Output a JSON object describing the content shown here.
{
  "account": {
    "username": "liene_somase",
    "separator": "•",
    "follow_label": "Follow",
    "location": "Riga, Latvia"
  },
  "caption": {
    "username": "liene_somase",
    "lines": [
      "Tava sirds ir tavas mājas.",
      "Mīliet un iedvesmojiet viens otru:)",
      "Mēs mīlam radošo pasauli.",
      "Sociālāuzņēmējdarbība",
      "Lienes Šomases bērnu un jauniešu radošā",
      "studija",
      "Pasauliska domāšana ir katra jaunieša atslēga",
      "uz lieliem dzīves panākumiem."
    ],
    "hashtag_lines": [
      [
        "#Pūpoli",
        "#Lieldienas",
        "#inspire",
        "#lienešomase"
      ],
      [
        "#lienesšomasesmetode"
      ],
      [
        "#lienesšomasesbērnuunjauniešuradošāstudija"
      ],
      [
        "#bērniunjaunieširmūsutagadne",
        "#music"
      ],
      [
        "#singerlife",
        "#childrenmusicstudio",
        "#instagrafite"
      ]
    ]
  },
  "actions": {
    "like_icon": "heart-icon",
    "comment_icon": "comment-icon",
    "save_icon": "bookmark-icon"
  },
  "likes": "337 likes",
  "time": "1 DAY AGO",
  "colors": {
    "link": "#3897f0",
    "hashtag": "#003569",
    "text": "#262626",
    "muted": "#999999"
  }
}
- - - - -
* STATED PROBLEM *
Please set down the whole listing above without altering a single line.

* WORKED SOLUTION *
Output a JSON object describing the content shown here.
{
  "account": {
    "username": "liene_somase",
    "separator": "•",
    "follow_label": "Follow",
    "location": "Riga, Latvia"
  },
  "caption": {
    "username": "liene_somase",
    "lines": [
      "Tava sirds ir tavas mājas.",
      "Mīliet un iedvesmojiet viens otru:)",
      "Mēs mīlam radošo pasauli.",
      "Sociālāuzņēmējdarbība",
      "Lienes Šomases bērnu un jauniešu radošā",
      "studija",
      "Pasauliska domāšana ir katra jaunieša atslēga",
      "uz lieliem dzīves panākumiem."
    ],
    "hashtag_lines": [
      [
        "#Pūpoli",
        "#Lieldienas",
        "#inspire",
        "#lienešomase"
      ],
      [
        "#lienesšomasesmetode"
      ],
      [
        "#lienesšomasesbērnuunjauniešuradošāstudija"
      ],
      [
        "#bērniunjaunieširmūsutagadne",
        "#music"
      ],
      [
        "#singerlife",
        "#childrenmusicstudio",
        "#instagrafite"
      ]
    ]
  },
  "actions": {
    "like_icon": "heart-icon",
    "comment_icon": "comment-icon",
    "save_icon": "bookmark-icon"
  },
  "likes": "337 likes",
  "time": "1 DAY AGO",
  "colors": {
    "link": "#3897f0",
    "hashtag": "#003569",
    "text": "#262626",
    "muted": "#999999"
  }
}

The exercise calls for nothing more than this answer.